▶ TASK OBJECTIVE
Below is a block of records; return all of them exactly, but without the images.

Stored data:
* Begin *
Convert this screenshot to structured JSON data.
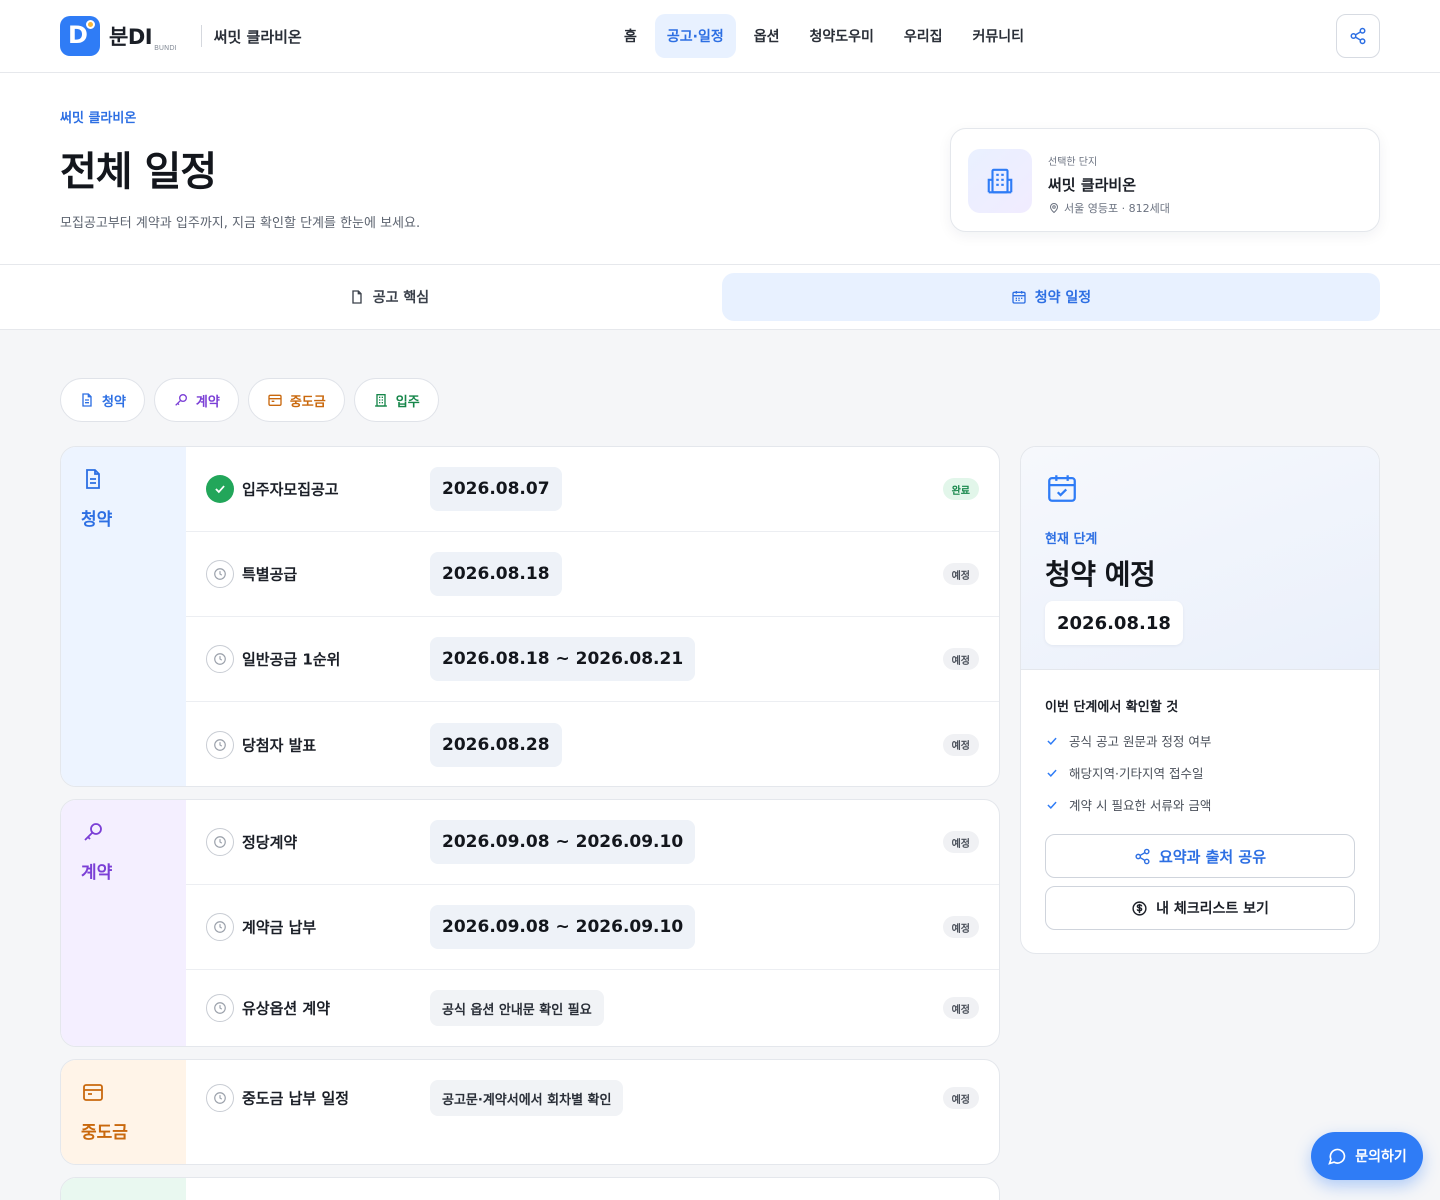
{
  "header": {
    "logo_text": "분DI",
    "logo_sub": "BUNDI",
    "site_name": "써밋 클라비온",
    "nav": [
      "홈",
      "공고·일정",
      "옵션",
      "청약도우미",
      "우리집",
      "커뮤니티"
    ],
    "active_nav": "공고·일정"
  },
  "hero": {
    "eyebrow": "써밋 클라비온",
    "title": "전체 일정",
    "lead": "모집공고부터 계약과 입주까지, 지금 확인할 단계를 한눈에 보세요.",
    "card": {
      "label": "선택한 단지",
      "name": "써밋 클라비온",
      "meta": "서울 영등포 · 812세대"
    }
  },
  "tabs": {
    "t1": "공고 핵심",
    "t2": "청약 일정"
  },
  "chips": {
    "c1": "청약",
    "c2": "계약",
    "c3": "중도금",
    "c4": "입주"
  },
  "groups": {
    "subscription": {
      "label": "청약",
      "rows": [
        {
          "name": "입주자모집공고",
          "date": "2026.08.07",
          "status": "완료"
        },
        {
          "name": "특별공급",
          "date": "2026.08.18",
          "status": "예정"
        },
        {
          "name": "일반공급 1순위",
          "date": "2026.08.18 ~ 2026.08.21",
          "status": "예정"
        },
        {
          "name": "당첨자 발표",
          "date": "2026.08.28",
          "status": "예정"
        }
      ]
    },
    "contract": {
      "label": "계약",
      "rows": [
        {
          "name": "정당계약",
          "date": "2026.09.08 ~ 2026.09.10",
          "status": "예정"
        },
        {
          "name": "계약금 납부",
          "date": "2026.09.08 ~ 2026.09.10",
          "status": "예정"
        },
        {
          "name": "유상옵션 계약",
          "date": "공식 옵션 안내문 확인 필요",
          "status": "예정"
        }
      ]
    },
    "midpay": {
      "label": "중도금",
      "rows": [
        {
          "name": "중도금 납부 일정",
          "date": "공고문·계약서에서 회차별 확인",
          "status": "예정"
        }
      ]
    }
  },
  "panel": {
    "label": "현재 단계",
    "title": "청약 예정",
    "date": "2026.08.18",
    "subhead": "이번 단계에서 확인할 것",
    "checks": [
      "공식 공고 원문과 정정 여부",
      "해당지역·기타지역 접수일",
      "계약 시 필요한 서류와 금액"
    ],
    "btn_share": "요약과 출처 공유",
    "btn_checklist": "내 체크리스트 보기"
  },
  "fab": "문의하기",
  "colors": {
    "accent": "#2f7cf6",
    "subscription_bg": "#edf4ff",
    "contract_bg": "#f4efff",
    "midpay_bg": "#fff4e8",
    "movein_bg": "#e9f8f0"
  }
}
* End *
▶ EXPECTED OUTPUT
Convert this screenshot to structured JSON data.
{
  "header": {
    "logo_text": "분DI",
    "logo_sub": "BUNDI",
    "site_name": "써밋 클라비온",
    "nav": [
      "홈",
      "공고·일정",
      "옵션",
      "청약도우미",
      "우리집",
      "커뮤니티"
    ],
    "active_nav": "공고·일정"
  },
  "hero": {
    "eyebrow": "써밋 클라비온",
    "title": "전체 일정",
    "lead": "모집공고부터 계약과 입주까지, 지금 확인할 단계를 한눈에 보세요.",
    "card": {
      "label": "선택한 단지",
      "name": "써밋 클라비온",
      "meta": "서울 영등포 · 812세대"
    }
  },
  "tabs": {
    "t1": "공고 핵심",
    "t2": "청약 일정"
  },
  "chips": {
    "c1": "청약",
    "c2": "계약",
    "c3": "중도금",
    "c4": "입주"
  },
  "groups": {
    "subscription": {
      "label": "청약",
      "rows": [
        {
          "name": "입주자모집공고",
          "date": "2026.08.07",
          "status": "완료"
        },
        {
          "name": "특별공급",
          "date": "2026.08.18",
          "status": "예정"
        },
        {
          "name": "일반공급 1순위",
          "date": "2026.08.18 ~ 2026.08.21",
          "status": "예정"
        },
        {
          "name": "당첨자 발표",
          "date": "2026.08.28",
          "status": "예정"
        }
      ]
    },
    "contract": {
      "label": "계약",
      "rows": [
        {
          "name": "정당계약",
          "date": "2026.09.08 ~ 2026.09.10",
          "status": "예정"
        },
        {
          "name": "계약금 납부",
          "date": "2026.09.08 ~ 2026.09.10",
          "status": "예정"
        },
        {
          "name": "유상옵션 계약",
          "date": "공식 옵션 안내문 확인 필요",
          "status": "예정"
        }
      ]
    },
    "midpay": {
      "label": "중도금",
      "rows": [
        {
          "name": "중도금 납부 일정",
          "date": "공고문·계약서에서 회차별 확인",
          "status": "예정"
        }
      ]
    }
  },
  "panel": {
    "label": "현재 단계",
    "title": "청약 예정",
    "date": "2026.08.18",
    "subhead": "이번 단계에서 확인할 것",
    "checks": [
      "공식 공고 원문과 정정 여부",
      "해당지역·기타지역 접수일",
      "계약 시 필요한 서류와 금액"
    ],
    "btn_share": "요약과 출처 공유",
    "btn_checklist": "내 체크리스트 보기"
  },
  "fab": "문의하기",
  "colors": {
    "accent": "#2f7cf6",
    "subscription_bg": "#edf4ff",
    "contract_bg": "#f4efff",
    "midpay_bg": "#fff4e8",
    "movein_bg": "#e9f8f0"
  }
}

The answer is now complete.